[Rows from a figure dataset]
□ □ □ □ □ □ □

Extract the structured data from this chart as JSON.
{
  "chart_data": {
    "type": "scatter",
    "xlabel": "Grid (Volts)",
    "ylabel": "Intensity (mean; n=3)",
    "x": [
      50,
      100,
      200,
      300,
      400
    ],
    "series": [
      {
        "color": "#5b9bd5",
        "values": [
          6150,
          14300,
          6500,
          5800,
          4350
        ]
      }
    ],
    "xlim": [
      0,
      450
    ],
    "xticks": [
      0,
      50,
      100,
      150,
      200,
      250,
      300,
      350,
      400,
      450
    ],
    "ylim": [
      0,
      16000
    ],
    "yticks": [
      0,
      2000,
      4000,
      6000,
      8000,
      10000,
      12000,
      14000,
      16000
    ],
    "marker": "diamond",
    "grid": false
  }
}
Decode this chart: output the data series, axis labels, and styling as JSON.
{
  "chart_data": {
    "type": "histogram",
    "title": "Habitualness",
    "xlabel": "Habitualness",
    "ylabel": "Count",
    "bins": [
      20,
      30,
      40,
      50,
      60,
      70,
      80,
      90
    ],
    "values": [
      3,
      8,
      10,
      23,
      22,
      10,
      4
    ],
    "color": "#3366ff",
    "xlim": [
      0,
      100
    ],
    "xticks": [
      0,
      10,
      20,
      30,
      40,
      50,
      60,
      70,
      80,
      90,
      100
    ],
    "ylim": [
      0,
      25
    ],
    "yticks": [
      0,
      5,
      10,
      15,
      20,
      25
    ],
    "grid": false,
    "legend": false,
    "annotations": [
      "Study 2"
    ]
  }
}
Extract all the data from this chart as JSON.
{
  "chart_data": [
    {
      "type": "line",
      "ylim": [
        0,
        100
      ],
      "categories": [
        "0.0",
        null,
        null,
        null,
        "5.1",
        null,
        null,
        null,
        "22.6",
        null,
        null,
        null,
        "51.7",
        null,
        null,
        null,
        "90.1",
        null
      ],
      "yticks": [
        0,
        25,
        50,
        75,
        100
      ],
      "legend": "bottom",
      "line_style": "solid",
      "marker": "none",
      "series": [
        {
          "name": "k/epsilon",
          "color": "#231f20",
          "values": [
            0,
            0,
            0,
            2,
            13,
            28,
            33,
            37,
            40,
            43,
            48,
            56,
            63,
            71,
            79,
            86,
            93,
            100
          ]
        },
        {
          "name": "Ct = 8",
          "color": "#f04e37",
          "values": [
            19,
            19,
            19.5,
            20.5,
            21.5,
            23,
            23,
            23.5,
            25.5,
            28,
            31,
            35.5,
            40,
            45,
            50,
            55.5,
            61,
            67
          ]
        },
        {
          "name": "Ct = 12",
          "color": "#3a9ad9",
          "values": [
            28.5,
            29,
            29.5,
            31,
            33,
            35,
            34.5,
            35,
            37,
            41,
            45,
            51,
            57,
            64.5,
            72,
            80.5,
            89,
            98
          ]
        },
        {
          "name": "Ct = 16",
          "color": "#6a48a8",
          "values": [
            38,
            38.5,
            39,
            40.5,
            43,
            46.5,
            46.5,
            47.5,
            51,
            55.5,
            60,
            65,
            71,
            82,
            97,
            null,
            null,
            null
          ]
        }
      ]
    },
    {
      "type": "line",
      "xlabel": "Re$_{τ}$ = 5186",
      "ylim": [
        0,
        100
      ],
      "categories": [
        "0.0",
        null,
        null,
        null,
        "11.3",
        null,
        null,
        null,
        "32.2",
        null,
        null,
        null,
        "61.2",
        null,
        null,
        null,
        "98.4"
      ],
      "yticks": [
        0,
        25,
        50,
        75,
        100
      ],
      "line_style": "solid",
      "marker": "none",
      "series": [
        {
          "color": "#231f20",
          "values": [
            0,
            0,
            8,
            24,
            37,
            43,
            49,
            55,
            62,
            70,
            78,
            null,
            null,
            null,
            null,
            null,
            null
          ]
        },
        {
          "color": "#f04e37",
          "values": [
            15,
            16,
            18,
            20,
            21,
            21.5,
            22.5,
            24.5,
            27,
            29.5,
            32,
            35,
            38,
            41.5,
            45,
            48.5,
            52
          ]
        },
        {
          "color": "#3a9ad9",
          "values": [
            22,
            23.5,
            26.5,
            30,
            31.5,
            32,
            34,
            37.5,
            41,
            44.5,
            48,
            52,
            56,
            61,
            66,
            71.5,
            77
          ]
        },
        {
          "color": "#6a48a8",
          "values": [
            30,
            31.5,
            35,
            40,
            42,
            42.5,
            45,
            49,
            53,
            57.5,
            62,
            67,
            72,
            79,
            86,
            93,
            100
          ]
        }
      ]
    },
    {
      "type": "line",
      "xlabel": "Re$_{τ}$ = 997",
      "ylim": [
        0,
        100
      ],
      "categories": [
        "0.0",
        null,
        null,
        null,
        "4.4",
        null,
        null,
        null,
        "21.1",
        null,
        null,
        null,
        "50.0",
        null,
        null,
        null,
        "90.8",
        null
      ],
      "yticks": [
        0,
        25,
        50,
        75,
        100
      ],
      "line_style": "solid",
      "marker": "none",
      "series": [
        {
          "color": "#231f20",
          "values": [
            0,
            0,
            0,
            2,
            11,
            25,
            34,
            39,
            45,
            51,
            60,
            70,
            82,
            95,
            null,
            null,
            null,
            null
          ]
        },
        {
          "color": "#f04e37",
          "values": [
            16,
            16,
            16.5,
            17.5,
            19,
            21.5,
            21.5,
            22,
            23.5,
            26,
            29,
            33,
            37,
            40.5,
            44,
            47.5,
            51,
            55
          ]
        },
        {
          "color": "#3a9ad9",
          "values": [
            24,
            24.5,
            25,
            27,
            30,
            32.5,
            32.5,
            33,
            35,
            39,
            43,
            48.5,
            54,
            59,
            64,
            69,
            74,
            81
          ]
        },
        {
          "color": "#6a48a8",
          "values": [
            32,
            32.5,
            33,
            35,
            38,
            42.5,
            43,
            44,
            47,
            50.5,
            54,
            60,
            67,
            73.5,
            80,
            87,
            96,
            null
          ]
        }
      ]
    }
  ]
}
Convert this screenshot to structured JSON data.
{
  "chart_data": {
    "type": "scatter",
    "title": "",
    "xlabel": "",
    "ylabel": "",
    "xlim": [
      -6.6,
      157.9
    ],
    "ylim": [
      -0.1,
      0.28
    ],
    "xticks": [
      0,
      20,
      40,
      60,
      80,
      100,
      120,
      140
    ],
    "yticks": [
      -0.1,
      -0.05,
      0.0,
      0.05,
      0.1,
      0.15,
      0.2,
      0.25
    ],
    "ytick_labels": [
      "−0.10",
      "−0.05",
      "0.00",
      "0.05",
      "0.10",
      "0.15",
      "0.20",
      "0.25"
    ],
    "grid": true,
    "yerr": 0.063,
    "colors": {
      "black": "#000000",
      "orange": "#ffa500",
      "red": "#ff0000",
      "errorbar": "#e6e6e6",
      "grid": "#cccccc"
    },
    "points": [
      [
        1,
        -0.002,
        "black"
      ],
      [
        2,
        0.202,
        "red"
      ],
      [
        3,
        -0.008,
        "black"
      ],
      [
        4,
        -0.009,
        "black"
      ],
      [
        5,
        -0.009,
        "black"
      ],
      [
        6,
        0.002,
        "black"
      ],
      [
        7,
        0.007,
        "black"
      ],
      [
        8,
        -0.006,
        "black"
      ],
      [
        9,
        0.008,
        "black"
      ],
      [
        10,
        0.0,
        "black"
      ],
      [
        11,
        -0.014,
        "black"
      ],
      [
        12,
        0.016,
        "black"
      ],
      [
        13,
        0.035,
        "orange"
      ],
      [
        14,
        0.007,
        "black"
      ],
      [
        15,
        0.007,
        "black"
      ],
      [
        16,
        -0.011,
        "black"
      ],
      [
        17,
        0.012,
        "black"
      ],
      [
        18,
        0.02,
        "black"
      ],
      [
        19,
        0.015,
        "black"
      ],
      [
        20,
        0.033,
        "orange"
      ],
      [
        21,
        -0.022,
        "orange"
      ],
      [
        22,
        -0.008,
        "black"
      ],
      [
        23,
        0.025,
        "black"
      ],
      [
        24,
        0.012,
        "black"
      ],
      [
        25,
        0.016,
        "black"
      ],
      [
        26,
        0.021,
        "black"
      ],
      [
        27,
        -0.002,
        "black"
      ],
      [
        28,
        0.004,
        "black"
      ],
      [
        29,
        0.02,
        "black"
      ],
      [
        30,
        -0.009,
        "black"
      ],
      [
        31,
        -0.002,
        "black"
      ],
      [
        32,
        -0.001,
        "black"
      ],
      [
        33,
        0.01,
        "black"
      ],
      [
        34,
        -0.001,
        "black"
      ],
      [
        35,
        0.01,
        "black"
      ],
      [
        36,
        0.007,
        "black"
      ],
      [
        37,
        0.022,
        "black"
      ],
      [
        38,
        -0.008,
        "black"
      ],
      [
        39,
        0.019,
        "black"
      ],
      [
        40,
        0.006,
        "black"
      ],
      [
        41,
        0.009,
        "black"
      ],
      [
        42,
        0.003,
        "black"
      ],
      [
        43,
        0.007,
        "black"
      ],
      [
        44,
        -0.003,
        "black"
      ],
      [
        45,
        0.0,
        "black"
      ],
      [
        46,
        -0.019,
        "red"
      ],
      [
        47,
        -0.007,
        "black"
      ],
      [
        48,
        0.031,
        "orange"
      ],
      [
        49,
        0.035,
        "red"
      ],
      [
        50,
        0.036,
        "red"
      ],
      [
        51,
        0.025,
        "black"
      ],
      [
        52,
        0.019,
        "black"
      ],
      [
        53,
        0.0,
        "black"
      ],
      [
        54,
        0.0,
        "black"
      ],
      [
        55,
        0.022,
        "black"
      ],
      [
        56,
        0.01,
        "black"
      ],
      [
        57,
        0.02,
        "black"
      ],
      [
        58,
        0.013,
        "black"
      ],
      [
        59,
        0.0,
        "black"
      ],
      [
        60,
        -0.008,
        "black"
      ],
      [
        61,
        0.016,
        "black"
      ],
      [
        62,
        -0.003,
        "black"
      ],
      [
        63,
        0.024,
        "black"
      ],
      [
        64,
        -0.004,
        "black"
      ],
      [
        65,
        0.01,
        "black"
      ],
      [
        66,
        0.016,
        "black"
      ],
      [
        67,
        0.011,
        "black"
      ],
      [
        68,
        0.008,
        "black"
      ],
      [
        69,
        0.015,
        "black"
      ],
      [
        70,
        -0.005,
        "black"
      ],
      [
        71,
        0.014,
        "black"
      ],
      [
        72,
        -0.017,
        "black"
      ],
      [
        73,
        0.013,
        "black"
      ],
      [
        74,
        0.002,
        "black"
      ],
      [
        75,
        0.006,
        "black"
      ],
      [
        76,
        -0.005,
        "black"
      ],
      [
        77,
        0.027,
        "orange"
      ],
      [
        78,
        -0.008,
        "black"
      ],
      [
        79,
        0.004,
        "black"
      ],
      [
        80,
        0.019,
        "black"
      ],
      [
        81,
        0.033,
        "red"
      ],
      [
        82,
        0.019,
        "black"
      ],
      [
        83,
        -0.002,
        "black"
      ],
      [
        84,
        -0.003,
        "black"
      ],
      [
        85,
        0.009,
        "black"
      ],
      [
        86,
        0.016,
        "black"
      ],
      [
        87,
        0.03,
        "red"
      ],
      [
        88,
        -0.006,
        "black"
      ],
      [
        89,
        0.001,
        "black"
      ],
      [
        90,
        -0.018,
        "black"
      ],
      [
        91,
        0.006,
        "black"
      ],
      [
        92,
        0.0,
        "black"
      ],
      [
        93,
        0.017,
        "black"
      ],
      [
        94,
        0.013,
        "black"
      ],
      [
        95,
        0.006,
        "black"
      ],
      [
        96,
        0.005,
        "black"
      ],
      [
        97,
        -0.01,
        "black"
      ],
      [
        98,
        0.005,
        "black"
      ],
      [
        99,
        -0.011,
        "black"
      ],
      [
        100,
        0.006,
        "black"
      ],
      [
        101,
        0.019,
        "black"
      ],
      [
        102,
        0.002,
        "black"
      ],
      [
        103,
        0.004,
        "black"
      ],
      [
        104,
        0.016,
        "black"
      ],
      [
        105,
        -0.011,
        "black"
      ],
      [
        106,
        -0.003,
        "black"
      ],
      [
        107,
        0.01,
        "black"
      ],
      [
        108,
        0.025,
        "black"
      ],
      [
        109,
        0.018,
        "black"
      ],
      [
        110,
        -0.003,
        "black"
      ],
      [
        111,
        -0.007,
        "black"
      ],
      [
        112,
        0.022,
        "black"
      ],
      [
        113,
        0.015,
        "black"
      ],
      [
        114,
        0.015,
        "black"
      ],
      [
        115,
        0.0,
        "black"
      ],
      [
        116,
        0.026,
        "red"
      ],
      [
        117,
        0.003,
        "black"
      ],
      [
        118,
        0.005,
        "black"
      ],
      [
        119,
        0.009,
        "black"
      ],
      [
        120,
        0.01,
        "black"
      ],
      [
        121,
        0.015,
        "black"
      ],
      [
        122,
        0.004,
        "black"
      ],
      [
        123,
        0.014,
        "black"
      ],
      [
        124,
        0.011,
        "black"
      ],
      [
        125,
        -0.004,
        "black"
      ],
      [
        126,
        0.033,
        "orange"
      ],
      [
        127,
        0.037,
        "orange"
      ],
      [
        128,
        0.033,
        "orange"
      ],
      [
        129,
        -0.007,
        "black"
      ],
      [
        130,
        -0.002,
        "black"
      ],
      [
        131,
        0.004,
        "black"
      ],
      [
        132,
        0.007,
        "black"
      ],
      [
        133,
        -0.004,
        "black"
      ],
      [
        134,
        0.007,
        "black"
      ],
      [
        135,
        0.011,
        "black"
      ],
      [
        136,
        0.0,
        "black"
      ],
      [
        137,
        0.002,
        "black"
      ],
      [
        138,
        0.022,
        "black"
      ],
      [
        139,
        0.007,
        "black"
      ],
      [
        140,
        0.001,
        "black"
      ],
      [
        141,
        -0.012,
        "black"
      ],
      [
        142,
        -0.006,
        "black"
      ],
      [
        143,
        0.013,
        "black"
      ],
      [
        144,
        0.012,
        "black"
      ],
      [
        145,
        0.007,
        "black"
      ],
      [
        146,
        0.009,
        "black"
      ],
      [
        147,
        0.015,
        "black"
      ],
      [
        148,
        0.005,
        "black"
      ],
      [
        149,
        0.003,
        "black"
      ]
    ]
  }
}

□ □ □ □ □ □ □

* Exercise directions
Determine how many lines of the listing above hold the word "this". Report that number without anything else.

* Written solution
4